▶ **WRITTEN EXERCISE**
Copy the lines that follow, keeping every character the same.

▶ **GIVEN DATA**
[start]
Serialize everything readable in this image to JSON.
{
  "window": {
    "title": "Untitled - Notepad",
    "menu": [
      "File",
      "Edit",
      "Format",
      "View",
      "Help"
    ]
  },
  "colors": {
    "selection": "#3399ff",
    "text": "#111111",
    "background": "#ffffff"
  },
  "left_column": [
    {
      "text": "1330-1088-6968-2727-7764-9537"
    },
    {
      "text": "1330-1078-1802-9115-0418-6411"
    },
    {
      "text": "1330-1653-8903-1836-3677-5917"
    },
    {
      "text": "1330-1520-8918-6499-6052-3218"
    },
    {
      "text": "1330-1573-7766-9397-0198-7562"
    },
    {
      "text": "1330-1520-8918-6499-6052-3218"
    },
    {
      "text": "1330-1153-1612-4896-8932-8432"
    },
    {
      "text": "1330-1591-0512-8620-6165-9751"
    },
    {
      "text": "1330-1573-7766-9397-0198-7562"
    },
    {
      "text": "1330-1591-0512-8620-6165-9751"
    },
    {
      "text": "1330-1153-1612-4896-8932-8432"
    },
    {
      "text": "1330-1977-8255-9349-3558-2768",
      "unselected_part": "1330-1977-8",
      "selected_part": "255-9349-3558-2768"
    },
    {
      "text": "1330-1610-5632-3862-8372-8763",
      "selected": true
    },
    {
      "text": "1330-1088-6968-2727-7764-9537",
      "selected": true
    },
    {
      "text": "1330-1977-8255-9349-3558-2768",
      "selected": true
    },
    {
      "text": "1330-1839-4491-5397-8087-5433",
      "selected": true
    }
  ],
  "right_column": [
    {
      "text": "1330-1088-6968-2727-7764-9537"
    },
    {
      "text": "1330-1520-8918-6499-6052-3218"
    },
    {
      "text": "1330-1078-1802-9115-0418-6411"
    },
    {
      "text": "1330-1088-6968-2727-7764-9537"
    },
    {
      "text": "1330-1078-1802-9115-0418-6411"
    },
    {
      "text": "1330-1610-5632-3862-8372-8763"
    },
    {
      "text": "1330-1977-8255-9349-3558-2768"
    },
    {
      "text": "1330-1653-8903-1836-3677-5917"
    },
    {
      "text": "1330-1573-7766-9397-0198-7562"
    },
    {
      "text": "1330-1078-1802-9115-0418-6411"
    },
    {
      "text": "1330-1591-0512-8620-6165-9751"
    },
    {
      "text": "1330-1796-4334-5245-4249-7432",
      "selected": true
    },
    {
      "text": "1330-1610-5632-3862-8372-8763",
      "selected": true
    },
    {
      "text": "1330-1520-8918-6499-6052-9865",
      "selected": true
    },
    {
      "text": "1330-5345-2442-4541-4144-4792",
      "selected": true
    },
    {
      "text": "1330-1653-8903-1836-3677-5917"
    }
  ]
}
[end]
▶ **SOLUTION TO THIS TASK**
Serialize everything readable in this image to JSON.
{
  "window": {
    "title": "Untitled - Notepad",
    "menu": [
      "File",
      "Edit",
      "Format",
      "View",
      "Help"
    ]
  },
  "colors": {
    "selection": "#3399ff",
    "text": "#111111",
    "background": "#ffffff"
  },
  "left_column": [
    {
      "text": "1330-1088-6968-2727-7764-9537"
    },
    {
      "text": "1330-1078-1802-9115-0418-6411"
    },
    {
      "text": "1330-1653-8903-1836-3677-5917"
    },
    {
      "text": "1330-1520-8918-6499-6052-3218"
    },
    {
      "text": "1330-1573-7766-9397-0198-7562"
    },
    {
      "text": "1330-1520-8918-6499-6052-3218"
    },
    {
      "text": "1330-1153-1612-4896-8932-8432"
    },
    {
      "text": "1330-1591-0512-8620-6165-9751"
    },
    {
      "text": "1330-1573-7766-9397-0198-7562"
    },
    {
      "text": "1330-1591-0512-8620-6165-9751"
    },
    {
      "text": "1330-1153-1612-4896-8932-8432"
    },
    {
      "text": "1330-1977-8255-9349-3558-2768",
      "unselected_part": "1330-1977-8",
      "selected_part": "255-9349-3558-2768"
    },
    {
      "text": "1330-1610-5632-3862-8372-8763",
      "selected": true
    },
    {
      "text": "1330-1088-6968-2727-7764-9537",
      "selected": true
    },
    {
      "text": "1330-1977-8255-9349-3558-2768",
      "selected": true
    },
    {
      "text": "1330-1839-4491-5397-8087-5433",
      "selected": true
    }
  ],
  "right_column": [
    {
      "text": "1330-1088-6968-2727-7764-9537"
    },
    {
      "text": "1330-1520-8918-6499-6052-3218"
    },
    {
      "text": "1330-1078-1802-9115-0418-6411"
    },
    {
      "text": "1330-1088-6968-2727-7764-9537"
    },
    {
      "text": "1330-1078-1802-9115-0418-6411"
    },
    {
      "text": "1330-1610-5632-3862-8372-8763"
    },
    {
      "text": "1330-1977-8255-9349-3558-2768"
    },
    {
      "text": "1330-1653-8903-1836-3677-5917"
    },
    {
      "text": "1330-1573-7766-9397-0198-7562"
    },
    {
      "text": "1330-1078-1802-9115-0418-6411"
    },
    {
      "text": "1330-1591-0512-8620-6165-9751"
    },
    {
      "text": "1330-1796-4334-5245-4249-7432",
      "selected": true
    },
    {
      "text": "1330-1610-5632-3862-8372-8763",
      "selected": true
    },
    {
      "text": "1330-1520-8918-6499-6052-9865",
      "selected": true
    },
    {
      "text": "1330-5345-2442-4541-4144-4792",
      "selected": true
    },
    {
      "text": "1330-1653-8903-1836-3677-5917"
    }
  ]
}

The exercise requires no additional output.